● THE EXERCISE
Pull every line holding the string "MFIs" from the records below.

● EXTRACTED INFORMATION
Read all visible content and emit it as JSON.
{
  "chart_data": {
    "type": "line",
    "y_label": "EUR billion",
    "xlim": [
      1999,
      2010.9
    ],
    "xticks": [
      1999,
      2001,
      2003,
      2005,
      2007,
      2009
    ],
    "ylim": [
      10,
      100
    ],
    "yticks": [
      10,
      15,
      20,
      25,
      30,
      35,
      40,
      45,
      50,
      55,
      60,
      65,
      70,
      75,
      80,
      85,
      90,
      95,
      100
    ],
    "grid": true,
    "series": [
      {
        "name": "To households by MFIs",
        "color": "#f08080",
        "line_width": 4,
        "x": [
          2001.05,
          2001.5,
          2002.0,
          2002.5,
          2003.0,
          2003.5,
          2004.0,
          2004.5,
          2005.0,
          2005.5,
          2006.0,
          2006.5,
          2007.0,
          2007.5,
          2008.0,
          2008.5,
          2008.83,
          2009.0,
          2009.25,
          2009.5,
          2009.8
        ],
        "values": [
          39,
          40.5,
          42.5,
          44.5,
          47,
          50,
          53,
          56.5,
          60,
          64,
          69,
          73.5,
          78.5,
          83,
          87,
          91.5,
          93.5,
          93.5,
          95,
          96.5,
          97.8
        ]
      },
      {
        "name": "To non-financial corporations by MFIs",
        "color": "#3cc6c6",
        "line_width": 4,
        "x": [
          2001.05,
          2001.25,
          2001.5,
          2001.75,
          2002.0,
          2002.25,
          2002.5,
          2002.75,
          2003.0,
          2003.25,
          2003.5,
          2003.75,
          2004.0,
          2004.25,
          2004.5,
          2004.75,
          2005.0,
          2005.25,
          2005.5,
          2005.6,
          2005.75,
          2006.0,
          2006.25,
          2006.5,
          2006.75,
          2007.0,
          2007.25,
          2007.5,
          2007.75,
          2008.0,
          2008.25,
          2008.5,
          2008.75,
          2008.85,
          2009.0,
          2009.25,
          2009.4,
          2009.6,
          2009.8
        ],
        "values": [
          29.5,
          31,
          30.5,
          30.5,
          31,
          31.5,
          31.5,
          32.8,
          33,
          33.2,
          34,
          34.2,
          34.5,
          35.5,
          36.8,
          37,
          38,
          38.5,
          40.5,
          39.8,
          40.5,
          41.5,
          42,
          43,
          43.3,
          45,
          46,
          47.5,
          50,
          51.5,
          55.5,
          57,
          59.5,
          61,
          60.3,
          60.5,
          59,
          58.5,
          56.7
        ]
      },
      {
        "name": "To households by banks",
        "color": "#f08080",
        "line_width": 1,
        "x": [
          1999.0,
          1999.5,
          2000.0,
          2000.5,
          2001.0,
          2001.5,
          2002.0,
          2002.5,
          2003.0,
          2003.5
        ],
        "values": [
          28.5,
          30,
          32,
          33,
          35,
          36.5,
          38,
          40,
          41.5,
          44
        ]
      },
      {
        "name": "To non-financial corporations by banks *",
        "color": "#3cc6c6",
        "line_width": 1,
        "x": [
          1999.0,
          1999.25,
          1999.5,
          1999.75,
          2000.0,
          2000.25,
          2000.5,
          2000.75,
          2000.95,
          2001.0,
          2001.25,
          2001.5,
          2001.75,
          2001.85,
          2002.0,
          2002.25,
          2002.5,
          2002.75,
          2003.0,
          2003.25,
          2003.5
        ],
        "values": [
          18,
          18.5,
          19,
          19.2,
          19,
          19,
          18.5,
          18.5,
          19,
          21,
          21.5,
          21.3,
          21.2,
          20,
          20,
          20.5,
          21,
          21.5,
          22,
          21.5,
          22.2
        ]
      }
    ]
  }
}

● ANSWER TO THIS TASK
        "name": "To households by MFIs",
        "name": "To non-financial corporations by MFIs",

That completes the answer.